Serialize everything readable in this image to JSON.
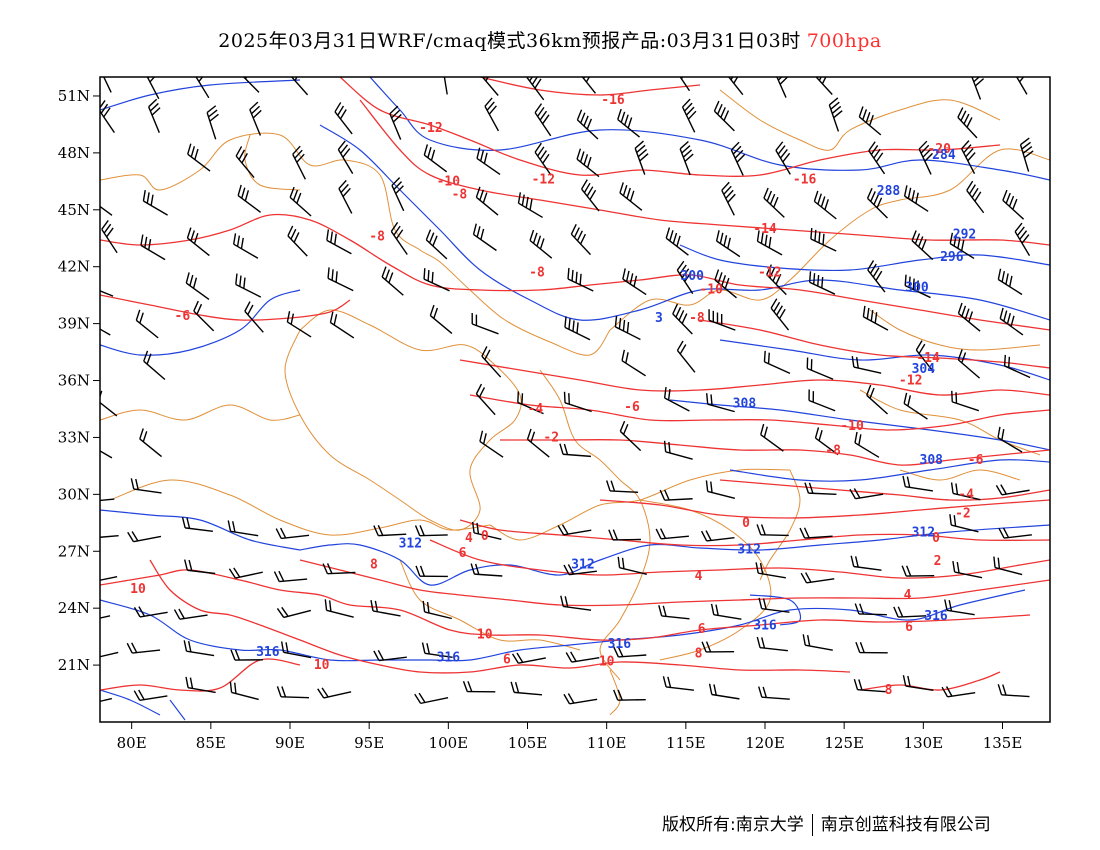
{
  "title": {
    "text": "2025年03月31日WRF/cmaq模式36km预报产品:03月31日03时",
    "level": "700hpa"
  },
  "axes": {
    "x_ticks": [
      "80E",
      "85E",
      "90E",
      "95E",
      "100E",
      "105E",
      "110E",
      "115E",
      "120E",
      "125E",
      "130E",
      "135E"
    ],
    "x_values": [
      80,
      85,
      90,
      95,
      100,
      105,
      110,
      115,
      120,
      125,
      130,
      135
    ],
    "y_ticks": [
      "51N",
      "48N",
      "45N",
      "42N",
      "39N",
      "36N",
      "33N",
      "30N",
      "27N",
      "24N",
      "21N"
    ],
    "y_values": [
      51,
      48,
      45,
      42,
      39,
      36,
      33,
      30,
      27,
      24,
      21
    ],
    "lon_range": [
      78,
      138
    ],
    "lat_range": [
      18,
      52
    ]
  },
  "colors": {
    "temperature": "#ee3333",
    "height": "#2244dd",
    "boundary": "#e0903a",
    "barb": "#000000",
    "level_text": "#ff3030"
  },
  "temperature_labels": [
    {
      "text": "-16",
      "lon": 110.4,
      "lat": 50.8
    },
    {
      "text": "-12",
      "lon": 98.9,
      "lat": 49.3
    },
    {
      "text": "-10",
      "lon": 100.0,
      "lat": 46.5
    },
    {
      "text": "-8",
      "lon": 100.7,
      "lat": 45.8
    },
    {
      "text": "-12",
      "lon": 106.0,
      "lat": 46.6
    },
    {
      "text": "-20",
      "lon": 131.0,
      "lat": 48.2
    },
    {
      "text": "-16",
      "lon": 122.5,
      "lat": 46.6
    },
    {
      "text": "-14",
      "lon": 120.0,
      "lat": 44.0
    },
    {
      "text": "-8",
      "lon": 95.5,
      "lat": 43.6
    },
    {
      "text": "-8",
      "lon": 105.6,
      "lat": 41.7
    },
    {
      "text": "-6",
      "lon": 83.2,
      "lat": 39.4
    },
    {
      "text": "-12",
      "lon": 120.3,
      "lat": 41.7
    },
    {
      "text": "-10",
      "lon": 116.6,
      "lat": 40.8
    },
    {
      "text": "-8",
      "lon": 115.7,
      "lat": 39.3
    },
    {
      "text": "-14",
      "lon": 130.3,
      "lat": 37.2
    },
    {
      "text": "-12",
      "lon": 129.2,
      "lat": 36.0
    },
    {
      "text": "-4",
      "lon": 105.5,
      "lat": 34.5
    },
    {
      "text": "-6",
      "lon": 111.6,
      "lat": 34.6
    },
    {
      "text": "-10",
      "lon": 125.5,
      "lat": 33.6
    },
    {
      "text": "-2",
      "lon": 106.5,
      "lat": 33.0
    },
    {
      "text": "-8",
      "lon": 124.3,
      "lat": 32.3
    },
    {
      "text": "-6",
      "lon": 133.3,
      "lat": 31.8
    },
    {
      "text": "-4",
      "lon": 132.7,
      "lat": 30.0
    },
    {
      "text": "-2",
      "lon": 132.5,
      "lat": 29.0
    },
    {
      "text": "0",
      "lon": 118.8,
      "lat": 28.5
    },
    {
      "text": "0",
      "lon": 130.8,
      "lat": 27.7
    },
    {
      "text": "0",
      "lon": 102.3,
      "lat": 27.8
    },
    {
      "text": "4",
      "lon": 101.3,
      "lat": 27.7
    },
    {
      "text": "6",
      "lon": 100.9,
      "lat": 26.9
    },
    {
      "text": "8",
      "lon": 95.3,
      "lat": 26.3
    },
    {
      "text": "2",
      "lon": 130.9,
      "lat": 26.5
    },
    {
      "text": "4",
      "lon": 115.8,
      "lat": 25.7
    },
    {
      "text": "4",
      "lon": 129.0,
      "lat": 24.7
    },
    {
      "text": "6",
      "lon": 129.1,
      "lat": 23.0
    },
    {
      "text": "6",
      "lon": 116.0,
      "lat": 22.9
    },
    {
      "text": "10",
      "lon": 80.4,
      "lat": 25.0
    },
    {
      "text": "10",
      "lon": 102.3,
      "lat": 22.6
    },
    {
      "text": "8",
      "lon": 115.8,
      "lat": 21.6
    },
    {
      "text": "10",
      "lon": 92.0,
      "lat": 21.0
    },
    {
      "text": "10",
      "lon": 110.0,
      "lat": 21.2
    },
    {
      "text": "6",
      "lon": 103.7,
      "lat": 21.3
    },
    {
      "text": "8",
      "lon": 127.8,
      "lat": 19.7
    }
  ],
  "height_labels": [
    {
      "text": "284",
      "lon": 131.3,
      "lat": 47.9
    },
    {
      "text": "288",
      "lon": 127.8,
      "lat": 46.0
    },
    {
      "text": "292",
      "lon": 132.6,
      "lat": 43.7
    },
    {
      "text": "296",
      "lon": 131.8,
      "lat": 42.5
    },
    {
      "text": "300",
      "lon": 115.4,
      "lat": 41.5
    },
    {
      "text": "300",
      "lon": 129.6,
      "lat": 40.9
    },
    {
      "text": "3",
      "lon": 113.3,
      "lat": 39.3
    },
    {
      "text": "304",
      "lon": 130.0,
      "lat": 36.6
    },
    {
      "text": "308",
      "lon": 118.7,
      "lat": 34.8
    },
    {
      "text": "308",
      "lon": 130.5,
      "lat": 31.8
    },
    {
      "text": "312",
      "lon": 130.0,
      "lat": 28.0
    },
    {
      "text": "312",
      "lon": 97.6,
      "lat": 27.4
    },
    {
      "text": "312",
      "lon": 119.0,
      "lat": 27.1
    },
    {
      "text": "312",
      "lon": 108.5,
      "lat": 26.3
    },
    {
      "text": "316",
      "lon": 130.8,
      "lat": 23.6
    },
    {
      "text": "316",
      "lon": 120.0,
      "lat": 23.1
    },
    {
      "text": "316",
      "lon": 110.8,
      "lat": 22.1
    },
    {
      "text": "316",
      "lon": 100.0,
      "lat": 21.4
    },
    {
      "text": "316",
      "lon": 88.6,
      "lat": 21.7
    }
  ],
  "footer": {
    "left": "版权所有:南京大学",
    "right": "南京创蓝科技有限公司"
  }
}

- - - - - - -

### Problem details:
Omit all pictures while transcribing the entries verbatim.

### Answer to the problem:
Serialize everything readable in this image to JSON.
{
  "title": {
    "text": "2025年03月31日WRF/cmaq模式36km预报产品:03月31日03时",
    "level": "700hpa"
  },
  "axes": {
    "x_ticks": [
      "80E",
      "85E",
      "90E",
      "95E",
      "100E",
      "105E",
      "110E",
      "115E",
      "120E",
      "125E",
      "130E",
      "135E"
    ],
    "x_values": [
      80,
      85,
      90,
      95,
      100,
      105,
      110,
      115,
      120,
      125,
      130,
      135
    ],
    "y_ticks": [
      "51N",
      "48N",
      "45N",
      "42N",
      "39N",
      "36N",
      "33N",
      "30N",
      "27N",
      "24N",
      "21N"
    ],
    "y_values": [
      51,
      48,
      45,
      42,
      39,
      36,
      33,
      30,
      27,
      24,
      21
    ],
    "lon_range": [
      78,
      138
    ],
    "lat_range": [
      18,
      52
    ]
  },
  "colors": {
    "temperature": "#ee3333",
    "height": "#2244dd",
    "boundary": "#e0903a",
    "barb": "#000000",
    "level_text": "#ff3030"
  },
  "temperature_labels": [
    {
      "text": "-16",
      "lon": 110.4,
      "lat": 50.8
    },
    {
      "text": "-12",
      "lon": 98.9,
      "lat": 49.3
    },
    {
      "text": "-10",
      "lon": 100.0,
      "lat": 46.5
    },
    {
      "text": "-8",
      "lon": 100.7,
      "lat": 45.8
    },
    {
      "text": "-12",
      "lon": 106.0,
      "lat": 46.6
    },
    {
      "text": "-20",
      "lon": 131.0,
      "lat": 48.2
    },
    {
      "text": "-16",
      "lon": 122.5,
      "lat": 46.6
    },
    {
      "text": "-14",
      "lon": 120.0,
      "lat": 44.0
    },
    {
      "text": "-8",
      "lon": 95.5,
      "lat": 43.6
    },
    {
      "text": "-8",
      "lon": 105.6,
      "lat": 41.7
    },
    {
      "text": "-6",
      "lon": 83.2,
      "lat": 39.4
    },
    {
      "text": "-12",
      "lon": 120.3,
      "lat": 41.7
    },
    {
      "text": "-10",
      "lon": 116.6,
      "lat": 40.8
    },
    {
      "text": "-8",
      "lon": 115.7,
      "lat": 39.3
    },
    {
      "text": "-14",
      "lon": 130.3,
      "lat": 37.2
    },
    {
      "text": "-12",
      "lon": 129.2,
      "lat": 36.0
    },
    {
      "text": "-4",
      "lon": 105.5,
      "lat": 34.5
    },
    {
      "text": "-6",
      "lon": 111.6,
      "lat": 34.6
    },
    {
      "text": "-10",
      "lon": 125.5,
      "lat": 33.6
    },
    {
      "text": "-2",
      "lon": 106.5,
      "lat": 33.0
    },
    {
      "text": "-8",
      "lon": 124.3,
      "lat": 32.3
    },
    {
      "text": "-6",
      "lon": 133.3,
      "lat": 31.8
    },
    {
      "text": "-4",
      "lon": 132.7,
      "lat": 30.0
    },
    {
      "text": "-2",
      "lon": 132.5,
      "lat": 29.0
    },
    {
      "text": "0",
      "lon": 118.8,
      "lat": 28.5
    },
    {
      "text": "0",
      "lon": 130.8,
      "lat": 27.7
    },
    {
      "text": "0",
      "lon": 102.3,
      "lat": 27.8
    },
    {
      "text": "4",
      "lon": 101.3,
      "lat": 27.7
    },
    {
      "text": "6",
      "lon": 100.9,
      "lat": 26.9
    },
    {
      "text": "8",
      "lon": 95.3,
      "lat": 26.3
    },
    {
      "text": "2",
      "lon": 130.9,
      "lat": 26.5
    },
    {
      "text": "4",
      "lon": 115.8,
      "lat": 25.7
    },
    {
      "text": "4",
      "lon": 129.0,
      "lat": 24.7
    },
    {
      "text": "6",
      "lon": 129.1,
      "lat": 23.0
    },
    {
      "text": "6",
      "lon": 116.0,
      "lat": 22.9
    },
    {
      "text": "10",
      "lon": 80.4,
      "lat": 25.0
    },
    {
      "text": "10",
      "lon": 102.3,
      "lat": 22.6
    },
    {
      "text": "8",
      "lon": 115.8,
      "lat": 21.6
    },
    {
      "text": "10",
      "lon": 92.0,
      "lat": 21.0
    },
    {
      "text": "10",
      "lon": 110.0,
      "lat": 21.2
    },
    {
      "text": "6",
      "lon": 103.7,
      "lat": 21.3
    },
    {
      "text": "8",
      "lon": 127.8,
      "lat": 19.7
    }
  ],
  "height_labels": [
    {
      "text": "284",
      "lon": 131.3,
      "lat": 47.9
    },
    {
      "text": "288",
      "lon": 127.8,
      "lat": 46.0
    },
    {
      "text": "292",
      "lon": 132.6,
      "lat": 43.7
    },
    {
      "text": "296",
      "lon": 131.8,
      "lat": 42.5
    },
    {
      "text": "300",
      "lon": 115.4,
      "lat": 41.5
    },
    {
      "text": "300",
      "lon": 129.6,
      "lat": 40.9
    },
    {
      "text": "3",
      "lon": 113.3,
      "lat": 39.3
    },
    {
      "text": "304",
      "lon": 130.0,
      "lat": 36.6
    },
    {
      "text": "308",
      "lon": 118.7,
      "lat": 34.8
    },
    {
      "text": "308",
      "lon": 130.5,
      "lat": 31.8
    },
    {
      "text": "312",
      "lon": 130.0,
      "lat": 28.0
    },
    {
      "text": "312",
      "lon": 97.6,
      "lat": 27.4
    },
    {
      "text": "312",
      "lon": 119.0,
      "lat": 27.1
    },
    {
      "text": "312",
      "lon": 108.5,
      "lat": 26.3
    },
    {
      "text": "316",
      "lon": 130.8,
      "lat": 23.6
    },
    {
      "text": "316",
      "lon": 120.0,
      "lat": 23.1
    },
    {
      "text": "316",
      "lon": 110.8,
      "lat": 22.1
    },
    {
      "text": "316",
      "lon": 100.0,
      "lat": 21.4
    },
    {
      "text": "316",
      "lon": 88.6,
      "lat": 21.7
    }
  ],
  "footer": {
    "left": "版权所有:南京大学",
    "right": "南京创蓝科技有限公司"
  }
}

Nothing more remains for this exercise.